▶ **Data lines**:
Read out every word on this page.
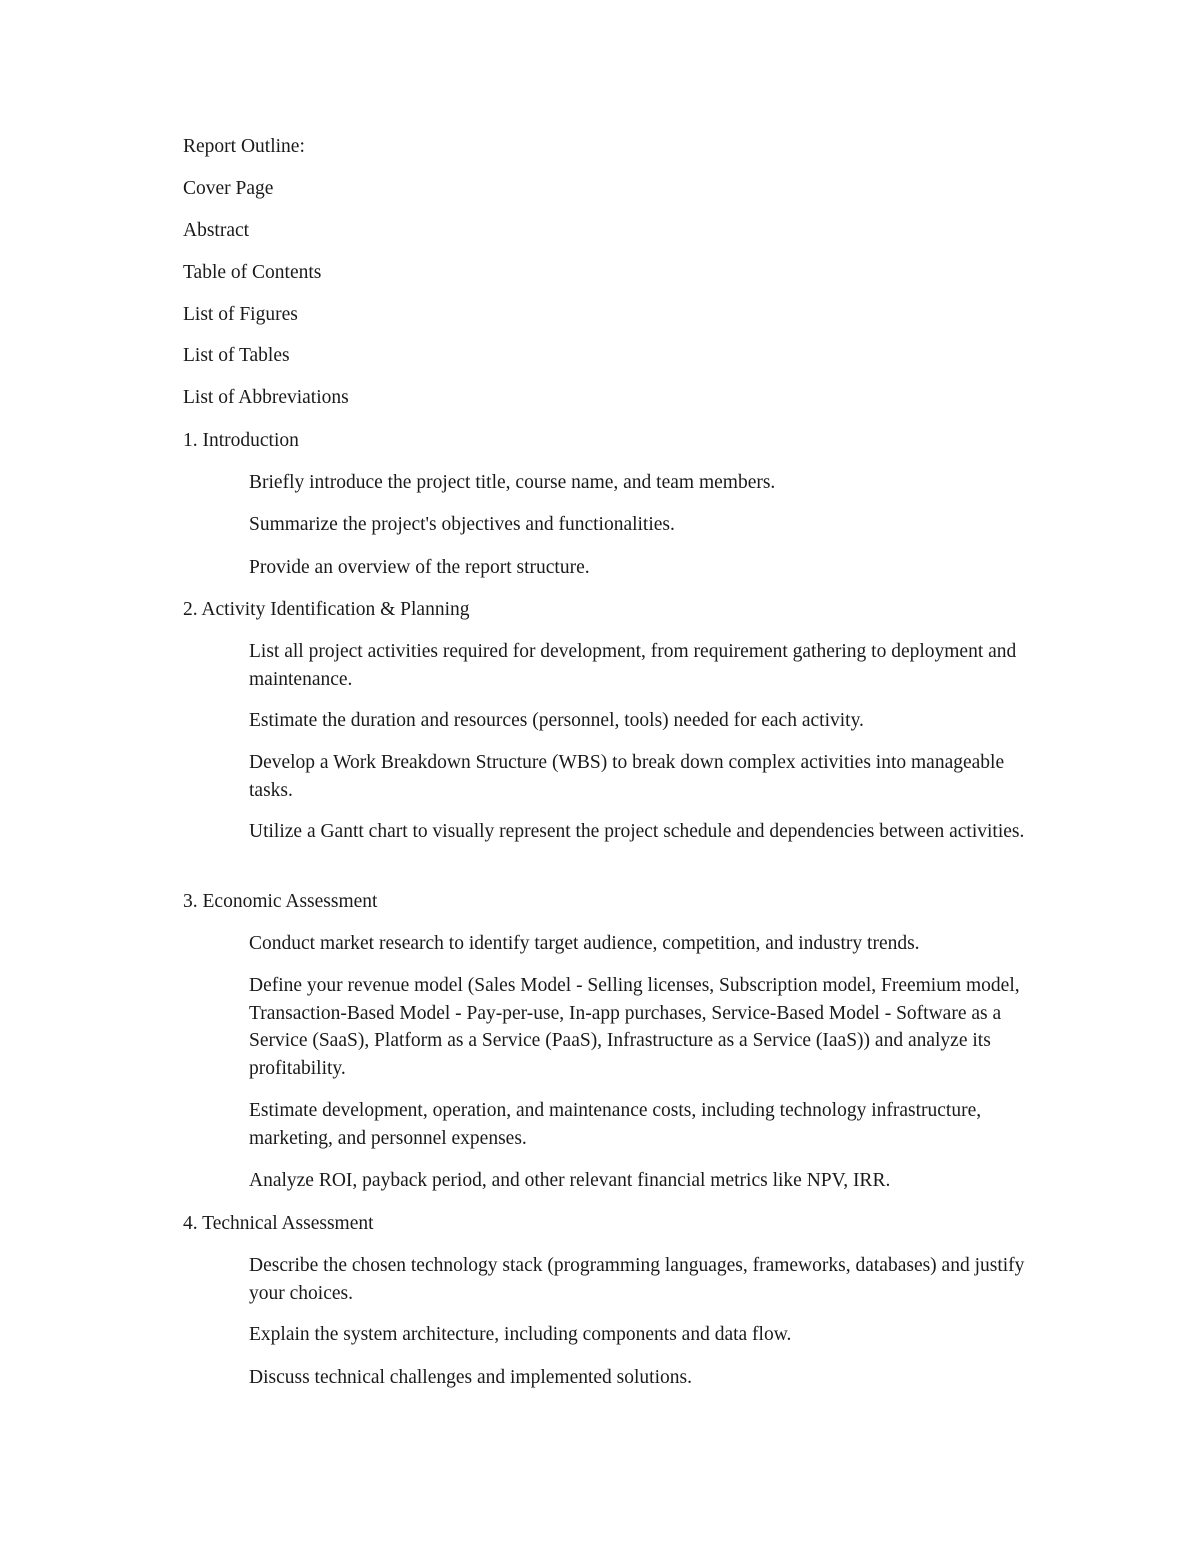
Report Outline:
Cover Page
Abstract
Table of Contents
List of Figures
List of Tables
List of Abbreviations
1. Introduction
Briefly introduce the project title, course name, and team members.
Summarize the project's objectives and functionalities.
Provide an overview of the report structure.
2. Activity Identification & Planning
List all project activities required for development, from requirement gathering to deployment and maintenance.
Estimate the duration and resources (personnel, tools) needed for each activity.
Develop a Work Breakdown Structure (WBS) to break down complex activities into manageable tasks.
Utilize a Gantt chart to visually represent the project schedule and dependencies between activities.
3. Economic Assessment
Conduct market research to identify target audience, competition, and industry trends.
Define your revenue model (Sales Model - Selling licenses, Subscription model, Freemium model, Transaction-Based Model - Pay-per-use, In-app purchases, Service-Based Model - Software as a Service (SaaS), Platform as a Service (PaaS), Infrastructure as a Service (IaaS)) and analyze its profitability.
Estimate development, operation, and maintenance costs, including technology infrastructure, marketing, and personnel expenses.
Analyze ROI, payback period, and other relevant financial metrics like NPV, IRR.
4. Technical Assessment
Describe the chosen technology stack (programming languages, frameworks, databases) and justify your choices.
Explain the system architecture, including components and data flow.
Discuss technical challenges and implemented solutions.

▶ **Task to complete**: Leave images out of the retyped records; keep all else exact.

▶ **Problem solution**:
Read out every word on this page.
Report Outline:
Cover Page
Abstract
Table of Contents
List of Figures
List of Tables
List of Abbreviations
1. Introduction
Briefly introduce the project title, course name, and team members.
Summarize the project's objectives and functionalities.
Provide an overview of the report structure.
2. Activity Identification & Planning
List all project activities required for development, from requirement gathering to deployment and maintenance.
Estimate the duration and resources (personnel, tools) needed for each activity.
Develop a Work Breakdown Structure (WBS) to break down complex activities into manageable tasks.
Utilize a Gantt chart to visually represent the project schedule and dependencies between activities.
3. Economic Assessment
Conduct market research to identify target audience, competition, and industry trends.
Define your revenue model (Sales Model - Selling licenses, Subscription model, Freemium model, Transaction-Based Model - Pay-per-use, In-app purchases, Service-Based Model - Software as a Service (SaaS), Platform as a Service (PaaS), Infrastructure as a Service (IaaS)) and analyze its profitability.
Estimate development, operation, and maintenance costs, including technology infrastructure, marketing, and personnel expenses.
Analyze ROI, payback period, and other relevant financial metrics like NPV, IRR.
4. Technical Assessment
Describe the chosen technology stack (programming languages, frameworks, databases) and justify your choices.
Explain the system architecture, including components and data flow.
Discuss technical challenges and implemented solutions.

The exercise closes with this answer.